[START OF Records shown]
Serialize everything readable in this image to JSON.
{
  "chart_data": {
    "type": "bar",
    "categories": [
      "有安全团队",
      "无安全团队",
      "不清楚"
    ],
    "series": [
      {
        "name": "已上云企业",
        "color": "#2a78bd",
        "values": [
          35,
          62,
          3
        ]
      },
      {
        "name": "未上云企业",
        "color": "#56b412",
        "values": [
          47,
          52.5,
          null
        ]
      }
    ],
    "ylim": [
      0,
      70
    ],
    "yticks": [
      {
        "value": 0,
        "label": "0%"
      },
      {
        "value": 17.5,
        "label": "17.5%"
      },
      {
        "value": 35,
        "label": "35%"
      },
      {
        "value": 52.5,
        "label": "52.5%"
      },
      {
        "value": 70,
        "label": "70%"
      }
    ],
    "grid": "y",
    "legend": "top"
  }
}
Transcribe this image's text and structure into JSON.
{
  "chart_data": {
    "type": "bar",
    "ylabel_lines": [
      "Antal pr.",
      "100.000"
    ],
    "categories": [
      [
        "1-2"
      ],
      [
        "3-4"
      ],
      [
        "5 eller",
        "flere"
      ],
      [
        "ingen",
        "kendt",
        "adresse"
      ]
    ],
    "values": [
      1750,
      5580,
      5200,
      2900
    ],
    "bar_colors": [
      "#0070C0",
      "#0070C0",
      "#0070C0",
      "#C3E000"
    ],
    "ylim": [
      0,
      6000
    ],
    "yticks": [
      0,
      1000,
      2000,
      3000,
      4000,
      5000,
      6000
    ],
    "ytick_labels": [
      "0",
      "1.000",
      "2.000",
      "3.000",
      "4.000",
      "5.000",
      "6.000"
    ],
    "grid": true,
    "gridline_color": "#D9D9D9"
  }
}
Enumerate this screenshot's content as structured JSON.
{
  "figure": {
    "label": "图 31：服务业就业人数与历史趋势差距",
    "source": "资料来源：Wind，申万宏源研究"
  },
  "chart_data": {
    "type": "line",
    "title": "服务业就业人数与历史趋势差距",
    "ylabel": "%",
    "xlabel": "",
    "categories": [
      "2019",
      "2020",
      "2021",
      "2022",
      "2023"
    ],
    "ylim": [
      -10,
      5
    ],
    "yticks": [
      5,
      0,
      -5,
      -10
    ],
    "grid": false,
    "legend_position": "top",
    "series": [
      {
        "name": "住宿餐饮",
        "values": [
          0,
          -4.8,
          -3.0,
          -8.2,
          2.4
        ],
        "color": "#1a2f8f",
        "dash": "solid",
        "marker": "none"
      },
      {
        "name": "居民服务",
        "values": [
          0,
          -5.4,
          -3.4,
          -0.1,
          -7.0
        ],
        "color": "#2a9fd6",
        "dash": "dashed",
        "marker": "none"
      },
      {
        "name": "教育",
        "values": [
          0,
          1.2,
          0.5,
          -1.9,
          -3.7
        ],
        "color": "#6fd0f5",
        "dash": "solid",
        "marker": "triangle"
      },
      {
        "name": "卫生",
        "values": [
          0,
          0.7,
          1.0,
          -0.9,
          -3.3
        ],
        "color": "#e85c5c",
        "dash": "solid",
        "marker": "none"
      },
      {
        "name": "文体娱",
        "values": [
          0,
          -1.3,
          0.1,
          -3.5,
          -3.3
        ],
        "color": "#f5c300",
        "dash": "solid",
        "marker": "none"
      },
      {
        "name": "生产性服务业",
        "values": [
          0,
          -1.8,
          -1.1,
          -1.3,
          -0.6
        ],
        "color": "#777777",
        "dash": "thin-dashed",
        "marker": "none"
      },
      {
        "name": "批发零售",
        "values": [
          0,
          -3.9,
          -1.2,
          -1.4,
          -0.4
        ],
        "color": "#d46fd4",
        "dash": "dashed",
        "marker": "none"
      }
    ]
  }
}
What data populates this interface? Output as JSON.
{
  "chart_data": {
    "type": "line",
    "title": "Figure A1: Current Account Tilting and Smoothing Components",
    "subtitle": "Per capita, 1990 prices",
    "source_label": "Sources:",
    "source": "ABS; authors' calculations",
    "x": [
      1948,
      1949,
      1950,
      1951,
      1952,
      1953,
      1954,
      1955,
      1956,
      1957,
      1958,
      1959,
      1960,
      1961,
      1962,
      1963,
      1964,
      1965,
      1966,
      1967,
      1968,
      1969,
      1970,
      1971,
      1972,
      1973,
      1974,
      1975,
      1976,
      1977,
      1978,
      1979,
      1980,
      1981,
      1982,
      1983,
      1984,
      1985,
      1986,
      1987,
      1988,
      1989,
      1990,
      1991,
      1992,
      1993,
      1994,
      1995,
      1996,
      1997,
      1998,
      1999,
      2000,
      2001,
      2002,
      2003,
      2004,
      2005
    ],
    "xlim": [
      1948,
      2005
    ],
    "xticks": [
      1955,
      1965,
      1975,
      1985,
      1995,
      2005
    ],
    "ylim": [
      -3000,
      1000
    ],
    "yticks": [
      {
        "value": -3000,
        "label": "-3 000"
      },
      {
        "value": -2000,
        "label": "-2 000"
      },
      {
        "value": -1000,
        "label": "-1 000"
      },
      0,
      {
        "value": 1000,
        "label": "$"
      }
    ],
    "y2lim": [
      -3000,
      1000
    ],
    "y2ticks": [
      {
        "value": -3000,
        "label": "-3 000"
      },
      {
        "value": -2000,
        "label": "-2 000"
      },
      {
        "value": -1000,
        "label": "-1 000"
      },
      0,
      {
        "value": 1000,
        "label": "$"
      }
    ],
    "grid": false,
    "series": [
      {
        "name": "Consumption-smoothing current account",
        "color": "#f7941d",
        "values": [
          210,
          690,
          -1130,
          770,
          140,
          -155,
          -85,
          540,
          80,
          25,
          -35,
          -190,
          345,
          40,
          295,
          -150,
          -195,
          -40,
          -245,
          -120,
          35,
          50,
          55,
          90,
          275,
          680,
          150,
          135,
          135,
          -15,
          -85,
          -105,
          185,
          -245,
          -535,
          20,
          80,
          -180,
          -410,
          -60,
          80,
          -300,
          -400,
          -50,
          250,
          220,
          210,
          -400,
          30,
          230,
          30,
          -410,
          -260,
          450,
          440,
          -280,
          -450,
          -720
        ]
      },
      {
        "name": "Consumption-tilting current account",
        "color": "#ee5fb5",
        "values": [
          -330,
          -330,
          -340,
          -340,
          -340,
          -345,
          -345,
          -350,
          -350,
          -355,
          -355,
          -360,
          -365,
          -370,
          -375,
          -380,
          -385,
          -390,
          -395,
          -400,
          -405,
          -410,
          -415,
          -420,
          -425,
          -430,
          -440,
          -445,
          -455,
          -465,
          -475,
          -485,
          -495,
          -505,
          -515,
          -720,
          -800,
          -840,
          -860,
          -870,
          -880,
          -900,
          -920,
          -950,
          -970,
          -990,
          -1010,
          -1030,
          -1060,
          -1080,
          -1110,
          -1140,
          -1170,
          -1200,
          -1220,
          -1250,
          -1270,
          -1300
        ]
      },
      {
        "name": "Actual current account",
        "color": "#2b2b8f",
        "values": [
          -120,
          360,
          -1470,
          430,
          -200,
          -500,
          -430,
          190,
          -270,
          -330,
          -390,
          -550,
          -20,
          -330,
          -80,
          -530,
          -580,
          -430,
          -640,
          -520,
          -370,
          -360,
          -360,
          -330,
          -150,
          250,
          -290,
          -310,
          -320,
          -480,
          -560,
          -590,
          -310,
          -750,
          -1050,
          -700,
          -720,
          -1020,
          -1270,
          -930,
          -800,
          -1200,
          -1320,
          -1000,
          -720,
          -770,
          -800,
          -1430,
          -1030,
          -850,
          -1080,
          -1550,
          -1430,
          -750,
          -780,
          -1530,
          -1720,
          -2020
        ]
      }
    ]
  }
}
[END OF Records shown]
## Instructions for the task
Produce an exact copy of all the records.

## Answer
Serialize everything readable in this image to JSON.
{
  "chart_data": {
    "type": "bar",
    "categories": [
      "有安全团队",
      "无安全团队",
      "不清楚"
    ],
    "series": [
      {
        "name": "已上云企业",
        "color": "#2a78bd",
        "values": [
          35,
          62,
          3
        ]
      },
      {
        "name": "未上云企业",
        "color": "#56b412",
        "values": [
          47,
          52.5,
          null
        ]
      }
    ],
    "ylim": [
      0,
      70
    ],
    "yticks": [
      {
        "value": 0,
        "label": "0%"
      },
      {
        "value": 17.5,
        "label": "17.5%"
      },
      {
        "value": 35,
        "label": "35%"
      },
      {
        "value": 52.5,
        "label": "52.5%"
      },
      {
        "value": 70,
        "label": "70%"
      }
    ],
    "grid": "y",
    "legend": "top"
  }
}
Transcribe this image's text and structure into JSON.
{
  "chart_data": {
    "type": "bar",
    "ylabel_lines": [
      "Antal pr.",
      "100.000"
    ],
    "categories": [
      [
        "1-2"
      ],
      [
        "3-4"
      ],
      [
        "5 eller",
        "flere"
      ],
      [
        "ingen",
        "kendt",
        "adresse"
      ]
    ],
    "values": [
      1750,
      5580,
      5200,
      2900
    ],
    "bar_colors": [
      "#0070C0",
      "#0070C0",
      "#0070C0",
      "#C3E000"
    ],
    "ylim": [
      0,
      6000
    ],
    "yticks": [
      0,
      1000,
      2000,
      3000,
      4000,
      5000,
      6000
    ],
    "ytick_labels": [
      "0",
      "1.000",
      "2.000",
      "3.000",
      "4.000",
      "5.000",
      "6.000"
    ],
    "grid": true,
    "gridline_color": "#D9D9D9"
  }
}
Enumerate this screenshot's content as structured JSON.
{
  "figure": {
    "label": "图 31：服务业就业人数与历史趋势差距",
    "source": "资料来源：Wind，申万宏源研究"
  },
  "chart_data": {
    "type": "line",
    "title": "服务业就业人数与历史趋势差距",
    "ylabel": "%",
    "xlabel": "",
    "categories": [
      "2019",
      "2020",
      "2021",
      "2022",
      "2023"
    ],
    "ylim": [
      -10,
      5
    ],
    "yticks": [
      5,
      0,
      -5,
      -10
    ],
    "grid": false,
    "legend_position": "top",
    "series": [
      {
        "name": "住宿餐饮",
        "values": [
          0,
          -4.8,
          -3.0,
          -8.2,
          2.4
        ],
        "color": "#1a2f8f",
        "dash": "solid",
        "marker": "none"
      },
      {
        "name": "居民服务",
        "values": [
          0,
          -5.4,
          -3.4,
          -0.1,
          -7.0
        ],
        "color": "#2a9fd6",
        "dash": "dashed",
        "marker": "none"
      },
      {
        "name": "教育",
        "values": [
          0,
          1.2,
          0.5,
          -1.9,
          -3.7
        ],
        "color": "#6fd0f5",
        "dash": "solid",
        "marker": "triangle"
      },
      {
        "name": "卫生",
        "values": [
          0,
          0.7,
          1.0,
          -0.9,
          -3.3
        ],
        "color": "#e85c5c",
        "dash": "solid",
        "marker": "none"
      },
      {
        "name": "文体娱",
        "values": [
          0,
          -1.3,
          0.1,
          -3.5,
          -3.3
        ],
        "color": "#f5c300",
        "dash": "solid",
        "marker": "none"
      },
      {
        "name": "生产性服务业",
        "values": [
          0,
          -1.8,
          -1.1,
          -1.3,
          -0.6
        ],
        "color": "#777777",
        "dash": "thin-dashed",
        "marker": "none"
      },
      {
        "name": "批发零售",
        "values": [
          0,
          -3.9,
          -1.2,
          -1.4,
          -0.4
        ],
        "color": "#d46fd4",
        "dash": "dashed",
        "marker": "none"
      }
    ]
  }
}
What data populates this interface? Output as JSON.
{
  "chart_data": {
    "type": "line",
    "title": "Figure A1: Current Account Tilting and Smoothing Components",
    "subtitle": "Per capita, 1990 prices",
    "source_label": "Sources:",
    "source": "ABS; authors' calculations",
    "x": [
      1948,
      1949,
      1950,
      1951,
      1952,
      1953,
      1954,
      1955,
      1956,
      1957,
      1958,
      1959,
      1960,
      1961,
      1962,
      1963,
      1964,
      1965,
      1966,
      1967,
      1968,
      1969,
      1970,
      1971,
      1972,
      1973,
      1974,
      1975,
      1976,
      1977,
      1978,
      1979,
      1980,
      1981,
      1982,
      1983,
      1984,
      1985,
      1986,
      1987,
      1988,
      1989,
      1990,
      1991,
      1992,
      1993,
      1994,
      1995,
      1996,
      1997,
      1998,
      1999,
      2000,
      2001,
      2002,
      2003,
      2004,
      2005
    ],
    "xlim": [
      1948,
      2005
    ],
    "xticks": [
      1955,
      1965,
      1975,
      1985,
      1995,
      2005
    ],
    "ylim": [
      -3000,
      1000
    ],
    "yticks": [
      {
        "value": -3000,
        "label": "-3 000"
      },
      {
        "value": -2000,
        "label": "-2 000"
      },
      {
        "value": -1000,
        "label": "-1 000"
      },
      0,
      {
        "value": 1000,
        "label": "$"
      }
    ],
    "y2lim": [
      -3000,
      1000
    ],
    "y2ticks": [
      {
        "value": -3000,
        "label": "-3 000"
      },
      {
        "value": -2000,
        "label": "-2 000"
      },
      {
        "value": -1000,
        "label": "-1 000"
      },
      0,
      {
        "value": 1000,
        "label": "$"
      }
    ],
    "grid": false,
    "series": [
      {
        "name": "Consumption-smoothing current account",
        "color": "#f7941d",
        "values": [
          210,
          690,
          -1130,
          770,
          140,
          -155,
          -85,
          540,
          80,
          25,
          -35,
          -190,
          345,
          40,
          295,
          -150,
          -195,
          -40,
          -245,
          -120,
          35,
          50,
          55,
          90,
          275,
          680,
          150,
          135,
          135,
          -15,
          -85,
          -105,
          185,
          -245,
          -535,
          20,
          80,
          -180,
          -410,
          -60,
          80,
          -300,
          -400,
          -50,
          250,
          220,
          210,
          -400,
          30,
          230,
          30,
          -410,
          -260,
          450,
          440,
          -280,
          -450,
          -720
        ]
      },
      {
        "name": "Consumption-tilting current account",
        "color": "#ee5fb5",
        "values": [
          -330,
          -330,
          -340,
          -340,
          -340,
          -345,
          -345,
          -350,
          -350,
          -355,
          -355,
          -360,
          -365,
          -370,
          -375,
          -380,
          -385,
          -390,
          -395,
          -400,
          -405,
          -410,
          -415,
          -420,
          -425,
          -430,
          -440,
          -445,
          -455,
          -465,
          -475,
          -485,
          -495,
          -505,
          -515,
          -720,
          -800,
          -840,
          -860,
          -870,
          -880,
          -900,
          -920,
          -950,
          -970,
          -990,
          -1010,
          -1030,
          -1060,
          -1080,
          -1110,
          -1140,
          -1170,
          -1200,
          -1220,
          -1250,
          -1270,
          -1300
        ]
      },
      {
        "name": "Actual current account",
        "color": "#2b2b8f",
        "values": [
          -120,
          360,
          -1470,
          430,
          -200,
          -500,
          -430,
          190,
          -270,
          -330,
          -390,
          -550,
          -20,
          -330,
          -80,
          -530,
          -580,
          -430,
          -640,
          -520,
          -370,
          -360,
          -360,
          -330,
          -150,
          250,
          -290,
          -310,
          -320,
          -480,
          -560,
          -590,
          -310,
          -750,
          -1050,
          -700,
          -720,
          -1020,
          -1270,
          -930,
          -800,
          -1200,
          -1320,
          -1000,
          -720,
          -770,
          -800,
          -1430,
          -1030,
          -850,
          -1080,
          -1550,
          -1430,
          -750,
          -780,
          -1530,
          -1720,
          -2020
        ]
      }
    ]
  }
}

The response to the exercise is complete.